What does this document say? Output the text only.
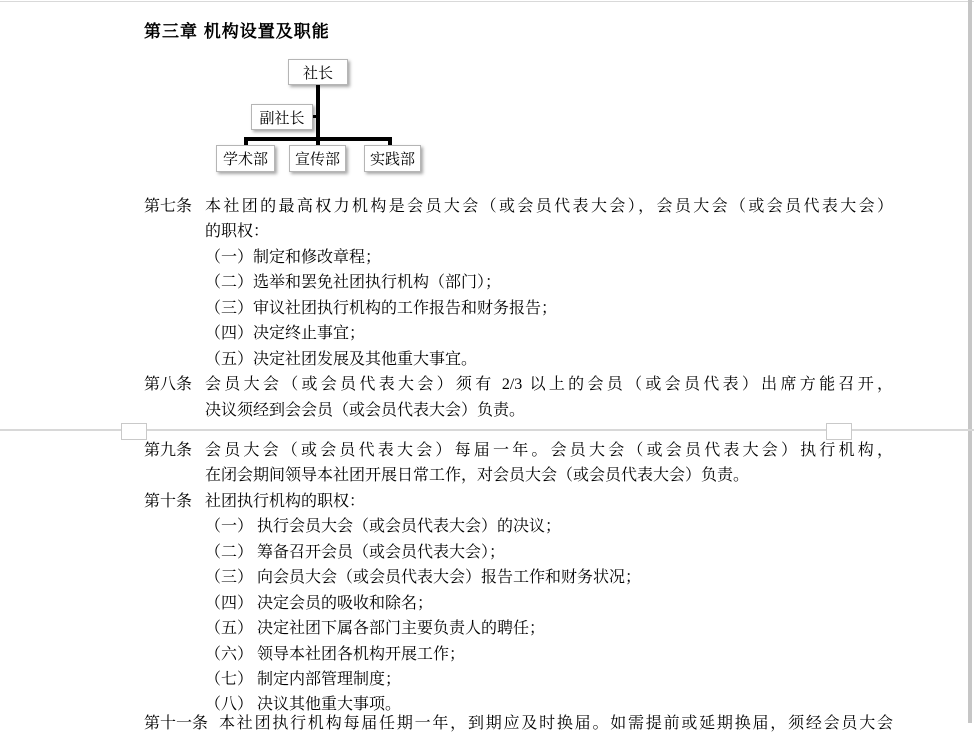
第三章 机构设置及职能
社长
副社长
学术部	宣传部	实践部
第七条 本社团的最高权力机构是会员大会（或会员代表大会），会员大会（或会员代表大会）
的职权：
（一）制定和修改章程；
（二）选举和罢免社团执行机构（部门）；
（三）审议社团执行机构的工作报告和财务报告；
（四）决定终止事宜；
（五）决定社团发展及其他重大事宜。
第八条 会员大会（或会员代表大会）须有 2/3 以上的会员（或会员代表）出席方能召开，
决议须经到会会员（或会员代表大会）负责。
第九条 会员大会（或会员代表大会）每届一年。会员大会（或会员代表大会）执行机构，
在闭会期间领导本社团开展日常工作，对会员大会（或会员代表大会）负责。
第十条 社团执行机构的职权：
（一） 执行会员大会（或会员代表大会）的决议；
（二） 筹备召开会员（或会员代表大会）；
（三） 向会员大会（或会员代表大会）报告工作和财务状况；
（四） 决定会员的吸收和除名；
（五） 决定社团下属各部门主要负责人的聘任；
（六） 领导本社团各机构开展工作；
（七） 制定内部管理制度；
（八） 决议其他重大事项。
第十一条 本社团执行机构每届任期一年，到期应及时换届。如需提前或延期换届，须经会员大会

Task statement
Write the full listing out again with every line unchanged, but include no pictures.

Completed task
What does this document say? Output the text only.
第三章 机构设置及职能
社长
副社长
学术部	宣传部	实践部
第七条 本社团的最高权力机构是会员大会（或会员代表大会），会员大会（或会员代表大会）
的职权：
（一）制定和修改章程；
（二）选举和罢免社团执行机构（部门）；
（三）审议社团执行机构的工作报告和财务报告；
（四）决定终止事宜；
（五）决定社团发展及其他重大事宜。
第八条 会员大会（或会员代表大会）须有 2/3 以上的会员（或会员代表）出席方能召开，
决议须经到会会员（或会员代表大会）负责。
第九条 会员大会（或会员代表大会）每届一年。会员大会（或会员代表大会）执行机构，
在闭会期间领导本社团开展日常工作，对会员大会（或会员代表大会）负责。
第十条 社团执行机构的职权：
（一） 执行会员大会（或会员代表大会）的决议；
（二） 筹备召开会员（或会员代表大会）；
（三） 向会员大会（或会员代表大会）报告工作和财务状况；
（四） 决定会员的吸收和除名；
（五） 决定社团下属各部门主要负责人的聘任；
（六） 领导本社团各机构开展工作；
（七） 制定内部管理制度；
（八） 决议其他重大事项。
第十一条 本社团执行机构每届任期一年，到期应及时换届。如需提前或延期换届，须经会员大会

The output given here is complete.